Your task: Pictures do not belong in your copy. Repeat all the other data exactly.

Records for the task:
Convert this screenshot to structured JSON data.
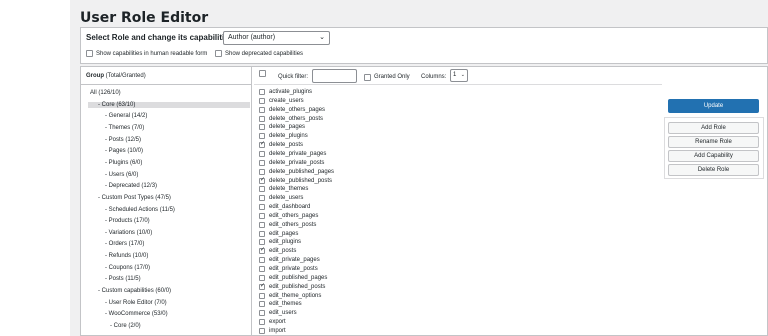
{
  "page": {
    "title": "User Role Editor"
  },
  "role_selector": {
    "label": "Select Role and change its capabilities:",
    "selected_role": "Author (author)",
    "show_human_readable_label": "Show capabilities in human readable form",
    "show_human_readable_checked": false,
    "show_deprecated_label": "Show deprecated capabilities",
    "show_deprecated_checked": false
  },
  "groups": {
    "header_title": "Group",
    "header_counts": "(Total/Granted)",
    "items": [
      {
        "label": "All (126/10)",
        "indent": 0,
        "selected": false
      },
      {
        "label": "- Core (63/10)",
        "indent": 1,
        "selected": true
      },
      {
        "label": "- General (14/2)",
        "indent": 2,
        "selected": false
      },
      {
        "label": "- Themes (7/0)",
        "indent": 2,
        "selected": false
      },
      {
        "label": "- Posts (12/5)",
        "indent": 2,
        "selected": false
      },
      {
        "label": "- Pages (10/0)",
        "indent": 2,
        "selected": false
      },
      {
        "label": "- Plugins (6/0)",
        "indent": 2,
        "selected": false
      },
      {
        "label": "- Users (6/0)",
        "indent": 2,
        "selected": false
      },
      {
        "label": "- Deprecated (12/3)",
        "indent": 2,
        "selected": false
      },
      {
        "label": "- Custom Post Types (47/5)",
        "indent": 1,
        "selected": false
      },
      {
        "label": "- Scheduled Actions (11/5)",
        "indent": 2,
        "selected": false
      },
      {
        "label": "- Products (17/0)",
        "indent": 2,
        "selected": false
      },
      {
        "label": "- Variations (10/0)",
        "indent": 2,
        "selected": false
      },
      {
        "label": "- Orders (17/0)",
        "indent": 2,
        "selected": false
      },
      {
        "label": "- Refunds (10/0)",
        "indent": 2,
        "selected": false
      },
      {
        "label": "- Coupons (17/0)",
        "indent": 2,
        "selected": false
      },
      {
        "label": "- Posts (11/5)",
        "indent": 2,
        "selected": false
      },
      {
        "label": "- Custom capabilities (60/0)",
        "indent": 1,
        "selected": false
      },
      {
        "label": "- User Role Editor (7/0)",
        "indent": 2,
        "selected": false
      },
      {
        "label": "- WooCommerce (53/0)",
        "indent": 2,
        "selected": false
      },
      {
        "label": "- Core (2/0)",
        "indent": 3,
        "selected": false
      }
    ]
  },
  "filters": {
    "quick_filter_label": "Quick filter:",
    "quick_filter_value": "",
    "granted_only_label": "Granted Only",
    "granted_only_checked": false,
    "columns_label": "Columns:",
    "columns_value": "1"
  },
  "capabilities": [
    {
      "name": "activate_plugins",
      "checked": false
    },
    {
      "name": "create_users",
      "checked": false
    },
    {
      "name": "delete_others_pages",
      "checked": false
    },
    {
      "name": "delete_others_posts",
      "checked": false
    },
    {
      "name": "delete_pages",
      "checked": false
    },
    {
      "name": "delete_plugins",
      "checked": false
    },
    {
      "name": "delete_posts",
      "checked": true
    },
    {
      "name": "delete_private_pages",
      "checked": false
    },
    {
      "name": "delete_private_posts",
      "checked": false
    },
    {
      "name": "delete_published_pages",
      "checked": false
    },
    {
      "name": "delete_published_posts",
      "checked": true
    },
    {
      "name": "delete_themes",
      "checked": false
    },
    {
      "name": "delete_users",
      "checked": false
    },
    {
      "name": "edit_dashboard",
      "checked": false
    },
    {
      "name": "edit_others_pages",
      "checked": false
    },
    {
      "name": "edit_others_posts",
      "checked": false
    },
    {
      "name": "edit_pages",
      "checked": false
    },
    {
      "name": "edit_plugins",
      "checked": false
    },
    {
      "name": "edit_posts",
      "checked": true
    },
    {
      "name": "edit_private_pages",
      "checked": false
    },
    {
      "name": "edit_private_posts",
      "checked": false
    },
    {
      "name": "edit_published_pages",
      "checked": false
    },
    {
      "name": "edit_published_posts",
      "checked": true
    },
    {
      "name": "edit_theme_options",
      "checked": false
    },
    {
      "name": "edit_themes",
      "checked": false
    },
    {
      "name": "edit_users",
      "checked": false
    },
    {
      "name": "export",
      "checked": false
    },
    {
      "name": "import",
      "checked": false
    }
  ],
  "actions": {
    "update": "Update",
    "add_role": "Add Role",
    "rename_role": "Rename Role",
    "add_capability": "Add Capability",
    "delete_role": "Delete Role"
  },
  "colors": {
    "primary_button": "#2271b1",
    "selected_group_bg": "#dcdcde",
    "page_bg": "#f0f0f1"
  }
}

Exercise result:
Convert this screenshot to structured JSON data.
{
  "page": {
    "title": "User Role Editor"
  },
  "role_selector": {
    "label": "Select Role and change its capabilities:",
    "selected_role": "Author (author)",
    "show_human_readable_label": "Show capabilities in human readable form",
    "show_human_readable_checked": false,
    "show_deprecated_label": "Show deprecated capabilities",
    "show_deprecated_checked": false
  },
  "groups": {
    "header_title": "Group",
    "header_counts": "(Total/Granted)",
    "items": [
      {
        "label": "All (126/10)",
        "indent": 0,
        "selected": false
      },
      {
        "label": "- Core (63/10)",
        "indent": 1,
        "selected": true
      },
      {
        "label": "- General (14/2)",
        "indent": 2,
        "selected": false
      },
      {
        "label": "- Themes (7/0)",
        "indent": 2,
        "selected": false
      },
      {
        "label": "- Posts (12/5)",
        "indent": 2,
        "selected": false
      },
      {
        "label": "- Pages (10/0)",
        "indent": 2,
        "selected": false
      },
      {
        "label": "- Plugins (6/0)",
        "indent": 2,
        "selected": false
      },
      {
        "label": "- Users (6/0)",
        "indent": 2,
        "selected": false
      },
      {
        "label": "- Deprecated (12/3)",
        "indent": 2,
        "selected": false
      },
      {
        "label": "- Custom Post Types (47/5)",
        "indent": 1,
        "selected": false
      },
      {
        "label": "- Scheduled Actions (11/5)",
        "indent": 2,
        "selected": false
      },
      {
        "label": "- Products (17/0)",
        "indent": 2,
        "selected": false
      },
      {
        "label": "- Variations (10/0)",
        "indent": 2,
        "selected": false
      },
      {
        "label": "- Orders (17/0)",
        "indent": 2,
        "selected": false
      },
      {
        "label": "- Refunds (10/0)",
        "indent": 2,
        "selected": false
      },
      {
        "label": "- Coupons (17/0)",
        "indent": 2,
        "selected": false
      },
      {
        "label": "- Posts (11/5)",
        "indent": 2,
        "selected": false
      },
      {
        "label": "- Custom capabilities (60/0)",
        "indent": 1,
        "selected": false
      },
      {
        "label": "- User Role Editor (7/0)",
        "indent": 2,
        "selected": false
      },
      {
        "label": "- WooCommerce (53/0)",
        "indent": 2,
        "selected": false
      },
      {
        "label": "- Core (2/0)",
        "indent": 3,
        "selected": false
      }
    ]
  },
  "filters": {
    "quick_filter_label": "Quick filter:",
    "quick_filter_value": "",
    "granted_only_label": "Granted Only",
    "granted_only_checked": false,
    "columns_label": "Columns:",
    "columns_value": "1"
  },
  "capabilities": [
    {
      "name": "activate_plugins",
      "checked": false
    },
    {
      "name": "create_users",
      "checked": false
    },
    {
      "name": "delete_others_pages",
      "checked": false
    },
    {
      "name": "delete_others_posts",
      "checked": false
    },
    {
      "name": "delete_pages",
      "checked": false
    },
    {
      "name": "delete_plugins",
      "checked": false
    },
    {
      "name": "delete_posts",
      "checked": true
    },
    {
      "name": "delete_private_pages",
      "checked": false
    },
    {
      "name": "delete_private_posts",
      "checked": false
    },
    {
      "name": "delete_published_pages",
      "checked": false
    },
    {
      "name": "delete_published_posts",
      "checked": true
    },
    {
      "name": "delete_themes",
      "checked": false
    },
    {
      "name": "delete_users",
      "checked": false
    },
    {
      "name": "edit_dashboard",
      "checked": false
    },
    {
      "name": "edit_others_pages",
      "checked": false
    },
    {
      "name": "edit_others_posts",
      "checked": false
    },
    {
      "name": "edit_pages",
      "checked": false
    },
    {
      "name": "edit_plugins",
      "checked": false
    },
    {
      "name": "edit_posts",
      "checked": true
    },
    {
      "name": "edit_private_pages",
      "checked": false
    },
    {
      "name": "edit_private_posts",
      "checked": false
    },
    {
      "name": "edit_published_pages",
      "checked": false
    },
    {
      "name": "edit_published_posts",
      "checked": true
    },
    {
      "name": "edit_theme_options",
      "checked": false
    },
    {
      "name": "edit_themes",
      "checked": false
    },
    {
      "name": "edit_users",
      "checked": false
    },
    {
      "name": "export",
      "checked": false
    },
    {
      "name": "import",
      "checked": false
    }
  ],
  "actions": {
    "update": "Update",
    "add_role": "Add Role",
    "rename_role": "Rename Role",
    "add_capability": "Add Capability",
    "delete_role": "Delete Role"
  },
  "colors": {
    "primary_button": "#2271b1",
    "selected_group_bg": "#dcdcde",
    "page_bg": "#f0f0f1"
  }
}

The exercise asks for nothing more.